Mexicana.
De volta à pastelaria que Ferreira Chaves nos deu
Com
tudo a que isso dá direito e ainda mais. Fomos espreitar a nova
versão e ao que parece corre tudo muito bem, porque nem tivemos onde
nos sentar.
CLÁUDIA SOBRAL
(TEXTO) E DIANA TINOCO (FOTOGRAFIAS)
09/12/2015 21:54 /
Jornal i online
É início de tarde
quando chegamos à Mexicana e já não temos lugar para nos
sentarmos, pelo menos na esplanada. Lá dentro está ainda mais
difícil, num vai e vem frenético de empregados que equilibram cafés
e fatias de bolo-rei que não vão parar ao chão nem sabemos como. A
Mexicana tinha fechado, pois tinha, mas agora só queremos boas
notícias. E boas notícias vamos ter.
A pastelaria, que
foi um marco na arquitectura moderna em Portugal, reabriu há cinco
dias, mesmo a tempo do Natal, numa renovação que Rogério Pereira,
que em Abril deste ano comprou a casa ainda a funcionar aos herdeiros
dos fundadores, quis que fosse um regresso ao passado. Ao passado da
Mexicana que viu pela primeira vez tinha os seus 16 anos, algures em
1977 ou 78, quando começou a trabalhar numa outra casa ali perto.

◆ ENTRADAS DE DADOS ◆
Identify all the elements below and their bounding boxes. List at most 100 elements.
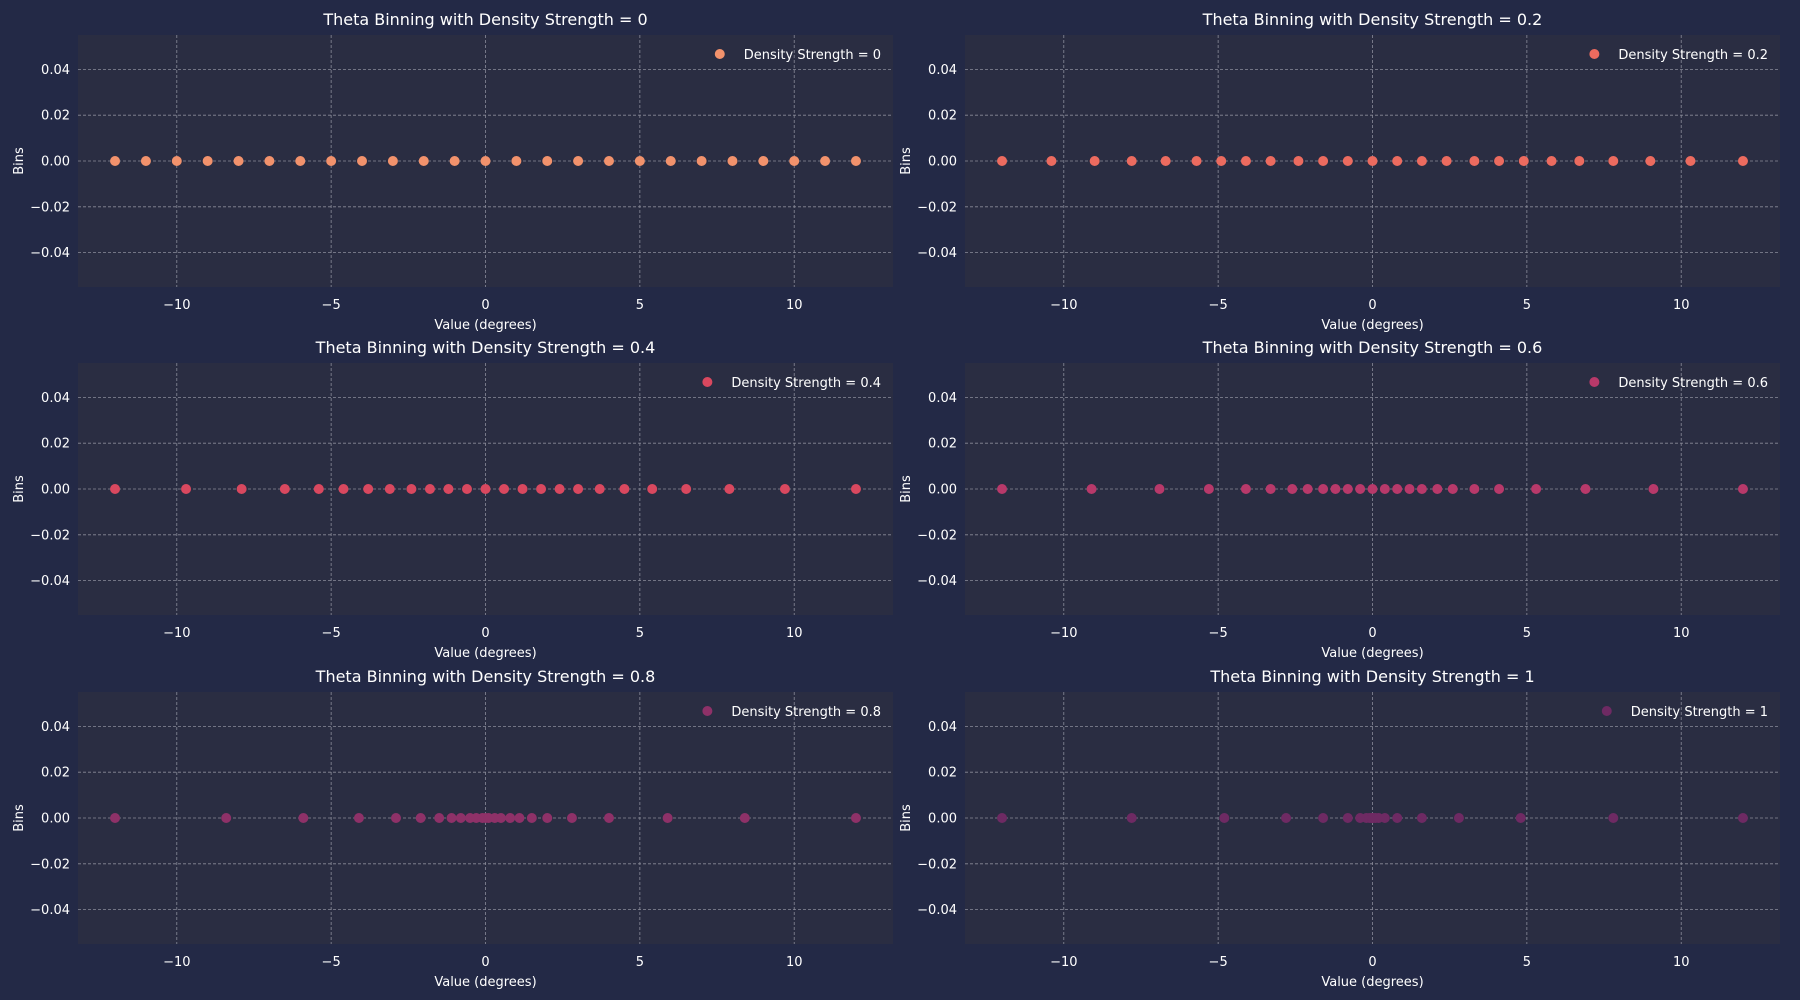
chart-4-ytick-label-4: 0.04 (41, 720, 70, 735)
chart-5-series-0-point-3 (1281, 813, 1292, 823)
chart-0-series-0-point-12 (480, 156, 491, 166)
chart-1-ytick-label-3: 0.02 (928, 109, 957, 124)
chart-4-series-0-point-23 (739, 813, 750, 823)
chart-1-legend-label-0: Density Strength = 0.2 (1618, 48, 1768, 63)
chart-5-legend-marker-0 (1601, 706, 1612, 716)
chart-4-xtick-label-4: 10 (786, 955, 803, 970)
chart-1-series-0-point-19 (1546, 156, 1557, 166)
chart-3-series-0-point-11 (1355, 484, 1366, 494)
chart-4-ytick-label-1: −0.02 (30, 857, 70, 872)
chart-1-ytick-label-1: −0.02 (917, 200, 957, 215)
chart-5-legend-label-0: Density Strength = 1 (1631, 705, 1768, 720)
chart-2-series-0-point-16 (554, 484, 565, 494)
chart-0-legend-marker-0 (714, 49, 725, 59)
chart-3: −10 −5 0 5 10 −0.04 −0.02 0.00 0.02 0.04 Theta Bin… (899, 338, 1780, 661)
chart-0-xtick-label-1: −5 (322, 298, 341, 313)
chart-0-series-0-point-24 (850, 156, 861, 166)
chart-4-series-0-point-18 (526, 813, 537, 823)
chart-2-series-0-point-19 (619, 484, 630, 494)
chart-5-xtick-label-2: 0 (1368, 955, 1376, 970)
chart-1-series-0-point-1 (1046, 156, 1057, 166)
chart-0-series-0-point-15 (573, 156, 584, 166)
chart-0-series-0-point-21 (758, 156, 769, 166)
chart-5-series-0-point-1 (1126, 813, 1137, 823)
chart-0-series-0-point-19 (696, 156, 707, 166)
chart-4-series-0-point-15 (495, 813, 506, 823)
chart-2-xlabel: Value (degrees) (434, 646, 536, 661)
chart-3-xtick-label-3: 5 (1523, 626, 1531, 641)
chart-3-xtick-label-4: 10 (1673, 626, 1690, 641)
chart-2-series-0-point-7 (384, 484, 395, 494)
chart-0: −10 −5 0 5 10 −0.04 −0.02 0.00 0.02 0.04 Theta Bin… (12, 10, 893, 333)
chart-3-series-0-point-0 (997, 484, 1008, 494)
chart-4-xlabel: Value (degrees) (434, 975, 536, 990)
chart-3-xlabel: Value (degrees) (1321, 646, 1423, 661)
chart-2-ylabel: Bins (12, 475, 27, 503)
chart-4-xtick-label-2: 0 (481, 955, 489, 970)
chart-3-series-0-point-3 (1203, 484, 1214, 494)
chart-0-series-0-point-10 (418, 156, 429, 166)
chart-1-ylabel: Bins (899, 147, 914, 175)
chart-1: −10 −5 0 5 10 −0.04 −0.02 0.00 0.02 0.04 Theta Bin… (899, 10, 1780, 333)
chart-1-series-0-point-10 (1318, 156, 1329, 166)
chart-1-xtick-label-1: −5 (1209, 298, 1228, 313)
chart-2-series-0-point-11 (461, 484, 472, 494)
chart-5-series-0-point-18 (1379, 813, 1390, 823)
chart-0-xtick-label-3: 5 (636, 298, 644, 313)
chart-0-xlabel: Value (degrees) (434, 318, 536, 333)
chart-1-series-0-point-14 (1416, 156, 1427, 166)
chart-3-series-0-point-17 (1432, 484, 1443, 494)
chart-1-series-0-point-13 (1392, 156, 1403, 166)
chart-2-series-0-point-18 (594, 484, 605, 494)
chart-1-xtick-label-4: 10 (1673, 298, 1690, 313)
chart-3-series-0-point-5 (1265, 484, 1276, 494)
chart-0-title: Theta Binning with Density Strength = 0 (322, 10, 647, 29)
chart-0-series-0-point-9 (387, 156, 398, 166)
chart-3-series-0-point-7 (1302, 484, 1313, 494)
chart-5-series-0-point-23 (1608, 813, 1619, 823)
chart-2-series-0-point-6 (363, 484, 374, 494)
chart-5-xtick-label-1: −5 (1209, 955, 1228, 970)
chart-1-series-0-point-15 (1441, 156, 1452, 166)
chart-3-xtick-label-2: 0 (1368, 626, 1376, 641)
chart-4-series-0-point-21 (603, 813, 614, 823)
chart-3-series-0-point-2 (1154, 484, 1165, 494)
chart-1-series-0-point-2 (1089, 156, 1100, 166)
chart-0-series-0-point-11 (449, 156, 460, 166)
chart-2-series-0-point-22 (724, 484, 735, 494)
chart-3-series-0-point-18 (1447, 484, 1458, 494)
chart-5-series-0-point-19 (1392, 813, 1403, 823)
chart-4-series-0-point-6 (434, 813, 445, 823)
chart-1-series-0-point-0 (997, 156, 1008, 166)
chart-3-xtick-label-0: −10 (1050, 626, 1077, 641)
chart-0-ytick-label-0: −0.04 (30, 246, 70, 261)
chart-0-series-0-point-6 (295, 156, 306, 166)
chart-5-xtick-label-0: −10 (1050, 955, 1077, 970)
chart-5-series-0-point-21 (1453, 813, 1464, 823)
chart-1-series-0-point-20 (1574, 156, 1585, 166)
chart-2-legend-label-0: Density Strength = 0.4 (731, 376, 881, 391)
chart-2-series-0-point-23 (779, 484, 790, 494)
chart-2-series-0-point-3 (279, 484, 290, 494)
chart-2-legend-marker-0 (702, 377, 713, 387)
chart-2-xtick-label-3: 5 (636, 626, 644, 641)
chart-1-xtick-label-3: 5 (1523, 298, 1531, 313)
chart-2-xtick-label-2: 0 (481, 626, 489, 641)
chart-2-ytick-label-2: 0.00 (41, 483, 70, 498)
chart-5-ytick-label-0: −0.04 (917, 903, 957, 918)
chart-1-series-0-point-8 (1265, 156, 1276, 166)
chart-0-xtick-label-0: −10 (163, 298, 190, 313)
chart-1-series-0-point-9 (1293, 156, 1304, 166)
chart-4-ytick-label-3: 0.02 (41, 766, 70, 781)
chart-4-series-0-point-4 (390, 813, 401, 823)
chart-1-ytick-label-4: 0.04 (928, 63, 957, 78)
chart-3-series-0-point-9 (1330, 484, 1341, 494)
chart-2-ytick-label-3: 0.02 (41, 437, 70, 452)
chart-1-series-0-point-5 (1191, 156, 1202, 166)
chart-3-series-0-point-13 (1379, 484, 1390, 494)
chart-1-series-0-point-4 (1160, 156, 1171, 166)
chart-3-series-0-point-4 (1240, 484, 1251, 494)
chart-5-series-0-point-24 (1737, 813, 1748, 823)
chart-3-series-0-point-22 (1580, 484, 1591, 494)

◆ INSTRUÇÕES ◆
[1] Reproduza sem alterações o trecho do artigo sobre a Mexicana que abre com as palavras que contêm "De volta à pastelaria" e fecha com "DIANA TINOCO (FOTOGRAFIAS)".
[2] Por favor, dê seguimento ao artigo sobre a reabertura da Mexicana a partir da última frase apresentada.

◆ RESPOSTAS POR TAREFA ◆
[1]
De volta à pastelaria que Ferreira Chaves nos deu
Com
tudo a que isso dá direito e ainda mais. Fomos espreitar a nova
versão e ao que parece corre tudo muito bem, porque nem tivemos onde
nos sentar.
CLÁUDIA SOBRAL
(TEXTO) E DIANA TINOCO (FOTOGRAFIAS)

[2]
“Chegar à Mexicana é chegar a um pódio e é uma coisa de que me
orgulho”, diz ele que veio da província para a capital tinha 12
anos. “É o meu maior gosto, o meu prazer, devolver a Mexicana, que
estava em baixo, à cidade de Lisboa, uma Lisboa que eu amo.”
Fundada em 1946
pelos empresários da construção civil José Vicente e Adelino
Antunes e por Augusto Godinho e Manuel Penteado, a Mexicana foi nos
primeiros tempos ponto de encontro de artistas do surrealismo e
neorealismo português, além de vários arquitectos como Jorge
Ferreira Chaves, que tinha o seu atelier ali perto e que viria a
fazer o projecto de reconversão da Mexicana, hoje considerada uma
marca no movimento da arquitectura moderna em Portugal. Foi em 1962.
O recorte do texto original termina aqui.